**Instructions to follow**
Copy each line of the entries that contains the word "object".

Dataset items
###

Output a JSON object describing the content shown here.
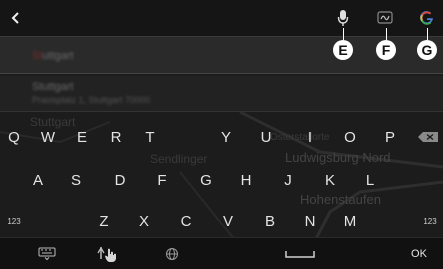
{
  "top_bar": {
    "back_icon": "chevron-left-icon",
    "voice_icon": "microphone-icon",
    "handwriting_icon": "handwriting-icon",
    "google_icon": "google-g-icon"
  },
  "callouts": {
    "e": "E",
    "f": "F",
    "g": "G"
  },
  "input": {
    "value_highlight": "St",
    "value_rest": "uttgart"
  },
  "suggestion": {
    "title": "Stuttgart",
    "subtitle": "Praxisplatz 1, Stuttgart 70000"
  },
  "map_labels": [
    "Stuttgart",
    "Sendlinger",
    "Osterstallorte",
    "Ludwigsburg Nord",
    "Hohenstaufen"
  ],
  "keyboard": {
    "row1": [
      "Q",
      "W",
      "E",
      "R",
      "T",
      "Y",
      "U",
      "I",
      "O",
      "P"
    ],
    "row2": [
      "A",
      "S",
      "D",
      "F",
      "G",
      "H",
      "J",
      "K",
      "L"
    ],
    "row3": [
      "Z",
      "X",
      "C",
      "V",
      "B",
      "N",
      "M"
    ],
    "numbers_left": "123",
    "numbers_right": "123",
    "ok": "OK"
  },
  "colors": {
    "background": "#1c1c1c",
    "badge": "#ffffff",
    "highlight": "#7a2a2a"
  }
}
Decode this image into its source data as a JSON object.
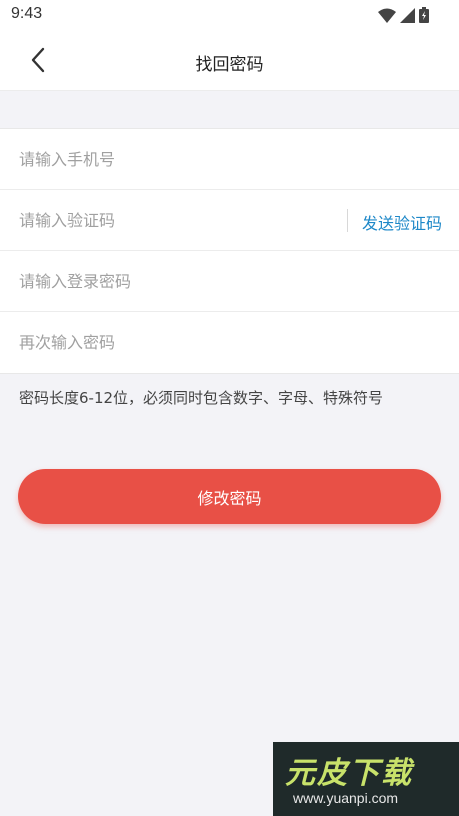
{
  "status_bar": {
    "time": "9:43",
    "icons": [
      "wifi-icon",
      "signal-icon",
      "battery-icon"
    ]
  },
  "header": {
    "back_icon": "chevron-left-icon",
    "title": "找回密码"
  },
  "form": {
    "phone_placeholder": "请输入手机号",
    "code_placeholder": "请输入验证码",
    "send_code_label": "发送验证码",
    "password_placeholder": "请输入登录密码",
    "confirm_placeholder": "再次输入密码"
  },
  "hint": "密码长度6-12位，必须同时包含数字、字母、特殊符号",
  "submit_label": "修改密码",
  "watermark": {
    "title": "元皮下载",
    "url": "www.yuanpi.com"
  },
  "colors": {
    "accent": "#e85046",
    "link": "#1e88c8",
    "background": "#f3f3f7"
  }
}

###

**Response to the task**
Output a JSON object describing the content shown here.
Decode this image into its source data as a JSON object.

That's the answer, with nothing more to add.